* Begin *

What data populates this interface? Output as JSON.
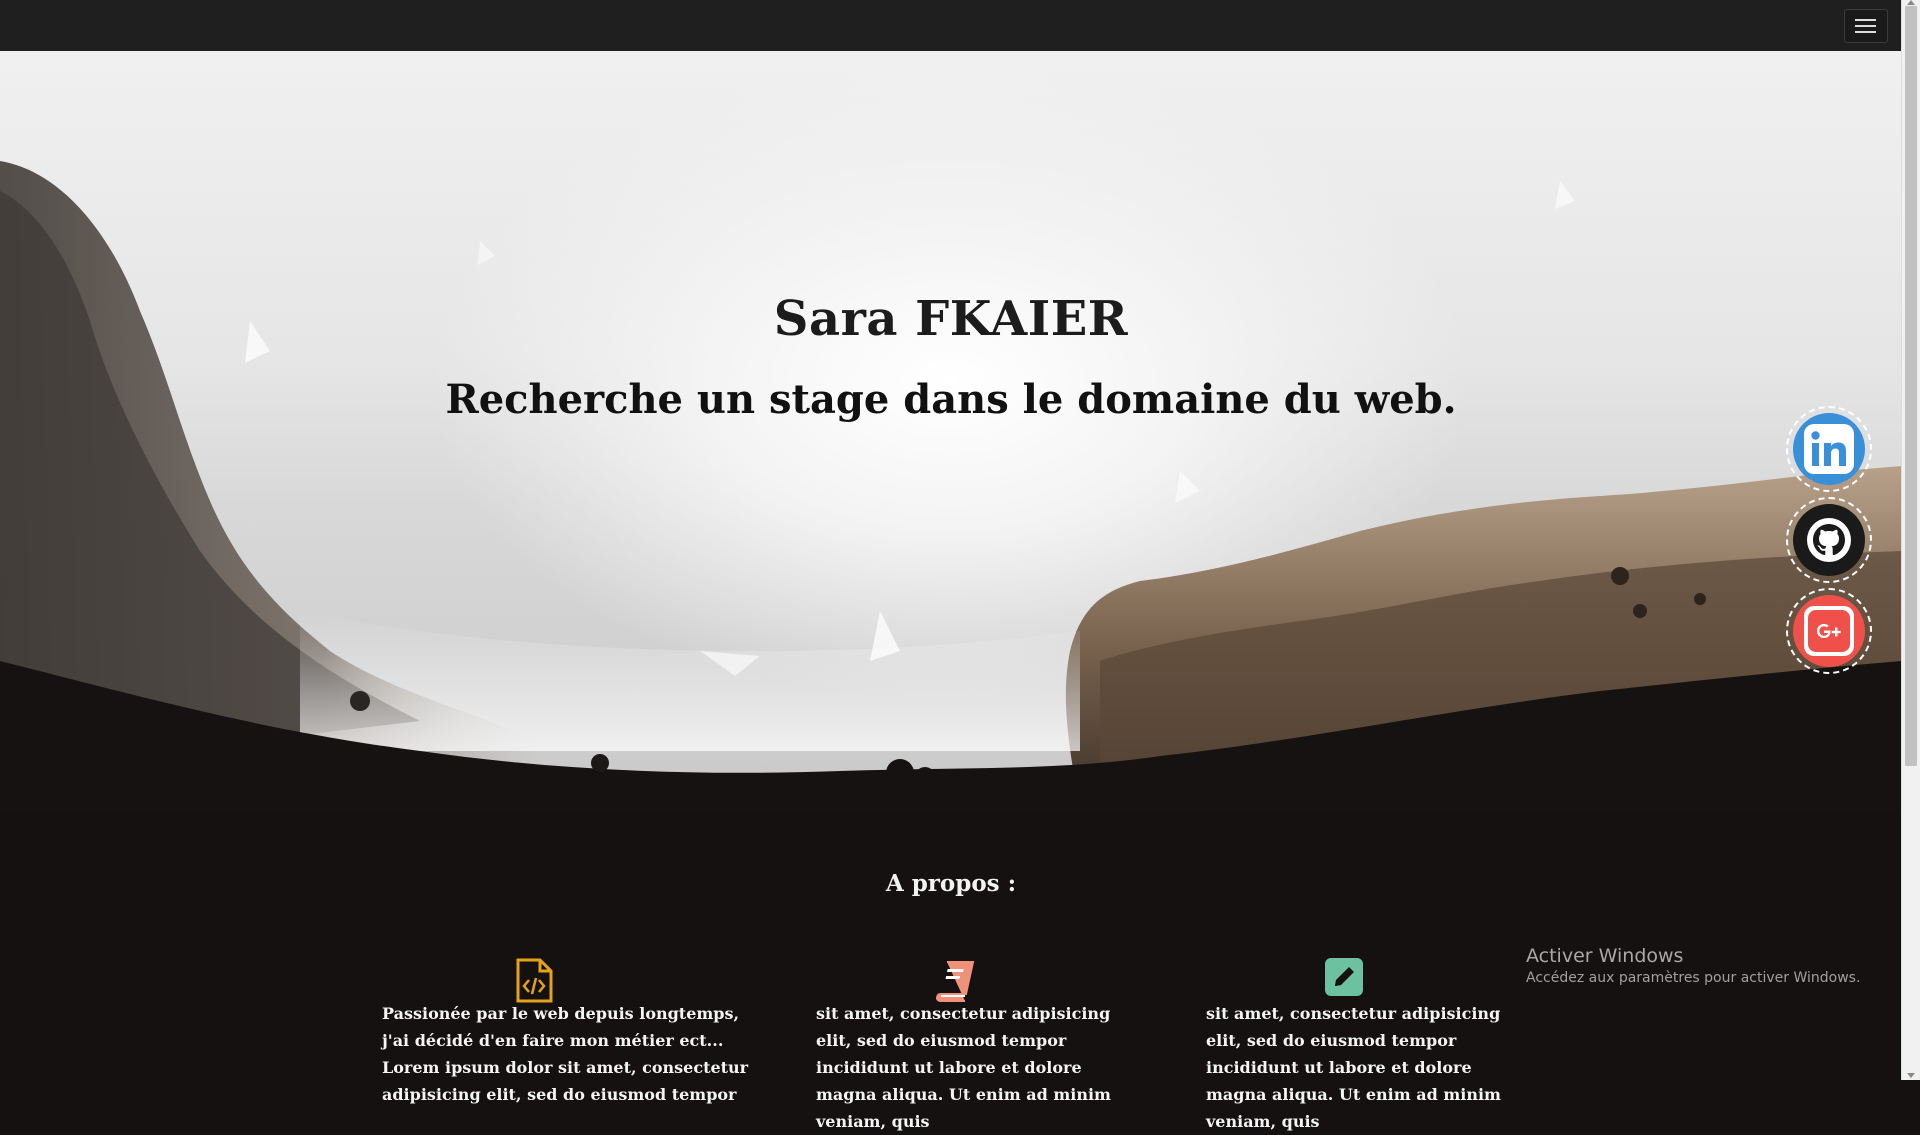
{
  "hero": {
    "title": "Sara FKAIER",
    "subtitle": "Recherche un stage dans le domaine du web."
  },
  "social": [
    {
      "name": "linkedin-icon",
      "color": "#3a8fd9"
    },
    {
      "name": "github-icon",
      "color": "#1a1a1a"
    },
    {
      "name": "google-plus-icon",
      "color": "#f0504a"
    }
  ],
  "about": {
    "title": "A propos :",
    "columns": [
      {
        "icon": "code-file-icon",
        "icon_color": "#e5a31a",
        "text": "Passionée par le web depuis longtemps, j'ai décidé d'en faire mon métier ect... Lorem ipsum dolor sit amet, consectetur adipisicing elit, sed do eiusmod tempor"
      },
      {
        "icon": "book-icon",
        "icon_color": "#f0917a",
        "text": "sit amet, consectetur adipisicing elit, sed do eiusmod tempor incididunt ut labore et dolore magna aliqua. Ut enim ad minim veniam, quis"
      },
      {
        "icon": "edit-icon",
        "icon_color": "#6cc2a0",
        "text": "sit amet, consectetur adipisicing elit, sed do eiusmod tempor incididunt ut labore et dolore magna aliqua. Ut enim ad minim veniam, quis"
      }
    ]
  },
  "os_watermark": {
    "line1": "Activer Windows",
    "line2": "Accédez aux paramètres pour activer Windows."
  }
}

* End *

Copy the whole of the material above exactly, but not its images.

* _Answer below_
What data populates this interface? Output as JSON.
{
  "hero": {
    "title": "Sara FKAIER",
    "subtitle": "Recherche un stage dans le domaine du web."
  },
  "social": [
    {
      "name": "linkedin-icon",
      "color": "#3a8fd9"
    },
    {
      "name": "github-icon",
      "color": "#1a1a1a"
    },
    {
      "name": "google-plus-icon",
      "color": "#f0504a"
    }
  ],
  "about": {
    "title": "A propos :",
    "columns": [
      {
        "icon": "code-file-icon",
        "icon_color": "#e5a31a",
        "text": "Passionée par le web depuis longtemps, j'ai décidé d'en faire mon métier ect... Lorem ipsum dolor sit amet, consectetur adipisicing elit, sed do eiusmod tempor"
      },
      {
        "icon": "book-icon",
        "icon_color": "#f0917a",
        "text": "sit amet, consectetur adipisicing elit, sed do eiusmod tempor incididunt ut labore et dolore magna aliqua. Ut enim ad minim veniam, quis"
      },
      {
        "icon": "edit-icon",
        "icon_color": "#6cc2a0",
        "text": "sit amet, consectetur adipisicing elit, sed do eiusmod tempor incididunt ut labore et dolore magna aliqua. Ut enim ad minim veniam, quis"
      }
    ]
  },
  "os_watermark": {
    "line1": "Activer Windows",
    "line2": "Accédez aux paramètres pour activer Windows."
  }
}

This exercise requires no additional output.